* PROBLEM DESCRIPTION:
Identify every line in the records below that contains the word "狮子骑士", and reproduce each one.

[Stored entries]

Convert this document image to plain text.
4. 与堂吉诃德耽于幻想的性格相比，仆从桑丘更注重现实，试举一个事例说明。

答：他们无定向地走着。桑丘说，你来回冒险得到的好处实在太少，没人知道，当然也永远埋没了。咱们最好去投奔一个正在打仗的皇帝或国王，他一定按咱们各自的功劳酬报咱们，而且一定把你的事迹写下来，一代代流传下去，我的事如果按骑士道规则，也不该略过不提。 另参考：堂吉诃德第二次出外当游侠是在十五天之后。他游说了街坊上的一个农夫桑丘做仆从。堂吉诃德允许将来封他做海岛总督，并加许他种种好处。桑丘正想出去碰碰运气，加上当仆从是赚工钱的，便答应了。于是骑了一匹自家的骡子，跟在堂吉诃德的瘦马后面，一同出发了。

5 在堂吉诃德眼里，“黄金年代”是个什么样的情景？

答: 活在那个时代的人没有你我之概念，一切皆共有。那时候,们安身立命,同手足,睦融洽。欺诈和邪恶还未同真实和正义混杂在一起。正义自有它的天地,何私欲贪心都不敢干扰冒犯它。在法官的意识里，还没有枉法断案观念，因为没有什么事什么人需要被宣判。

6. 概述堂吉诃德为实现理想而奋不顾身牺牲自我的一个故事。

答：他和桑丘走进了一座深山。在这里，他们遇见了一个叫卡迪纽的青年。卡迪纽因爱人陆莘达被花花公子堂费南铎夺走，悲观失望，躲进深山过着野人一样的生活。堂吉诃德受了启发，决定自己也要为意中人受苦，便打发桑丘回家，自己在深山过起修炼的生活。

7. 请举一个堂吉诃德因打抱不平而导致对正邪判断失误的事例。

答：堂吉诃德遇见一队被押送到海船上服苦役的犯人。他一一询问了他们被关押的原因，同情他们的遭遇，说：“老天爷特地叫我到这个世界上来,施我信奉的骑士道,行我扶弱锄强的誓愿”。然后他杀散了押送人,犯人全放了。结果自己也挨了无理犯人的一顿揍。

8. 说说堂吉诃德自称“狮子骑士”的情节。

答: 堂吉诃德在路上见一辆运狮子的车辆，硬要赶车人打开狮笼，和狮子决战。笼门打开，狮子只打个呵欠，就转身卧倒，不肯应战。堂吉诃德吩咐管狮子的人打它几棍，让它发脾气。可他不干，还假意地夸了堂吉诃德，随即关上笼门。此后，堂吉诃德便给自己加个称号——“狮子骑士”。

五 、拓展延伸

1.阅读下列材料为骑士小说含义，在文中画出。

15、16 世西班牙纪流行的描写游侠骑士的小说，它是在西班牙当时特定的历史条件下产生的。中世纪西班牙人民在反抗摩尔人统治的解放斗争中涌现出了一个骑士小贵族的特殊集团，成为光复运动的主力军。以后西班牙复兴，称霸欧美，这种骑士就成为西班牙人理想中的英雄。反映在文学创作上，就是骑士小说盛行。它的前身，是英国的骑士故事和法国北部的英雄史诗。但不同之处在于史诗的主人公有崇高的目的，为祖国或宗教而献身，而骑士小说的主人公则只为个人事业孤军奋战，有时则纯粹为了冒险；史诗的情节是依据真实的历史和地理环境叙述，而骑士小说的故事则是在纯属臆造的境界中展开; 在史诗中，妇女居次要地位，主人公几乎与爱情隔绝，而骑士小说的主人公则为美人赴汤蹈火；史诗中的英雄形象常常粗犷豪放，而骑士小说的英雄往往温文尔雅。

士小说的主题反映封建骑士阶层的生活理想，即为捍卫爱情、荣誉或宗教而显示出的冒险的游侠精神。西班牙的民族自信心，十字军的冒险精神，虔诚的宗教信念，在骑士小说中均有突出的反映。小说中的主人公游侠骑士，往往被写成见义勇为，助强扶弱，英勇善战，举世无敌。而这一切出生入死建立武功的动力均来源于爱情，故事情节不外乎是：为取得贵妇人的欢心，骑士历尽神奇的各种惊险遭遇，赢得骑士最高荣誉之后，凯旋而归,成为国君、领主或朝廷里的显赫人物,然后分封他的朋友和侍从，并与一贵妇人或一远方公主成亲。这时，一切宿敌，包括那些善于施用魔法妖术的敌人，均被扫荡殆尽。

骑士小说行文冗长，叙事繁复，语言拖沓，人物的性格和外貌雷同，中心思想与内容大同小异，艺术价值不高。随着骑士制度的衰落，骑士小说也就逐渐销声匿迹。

* EXERCISE OUTPUT:
8. 说说堂吉诃德自称“狮子骑士”的情节。
答: 堂吉诃德在路上见一辆运狮子的车辆，硬要赶车人打开狮笼，和狮子决战。笼门打开，狮子只打个呵欠，就转身卧倒，不肯应战。堂吉诃德吩咐管狮子的人打它几棍，让它发脾气。可他不干，还假意地夸了堂吉诃德，随即关上笼门。此后，堂吉诃德便给自己加个称号——“狮子骑士”。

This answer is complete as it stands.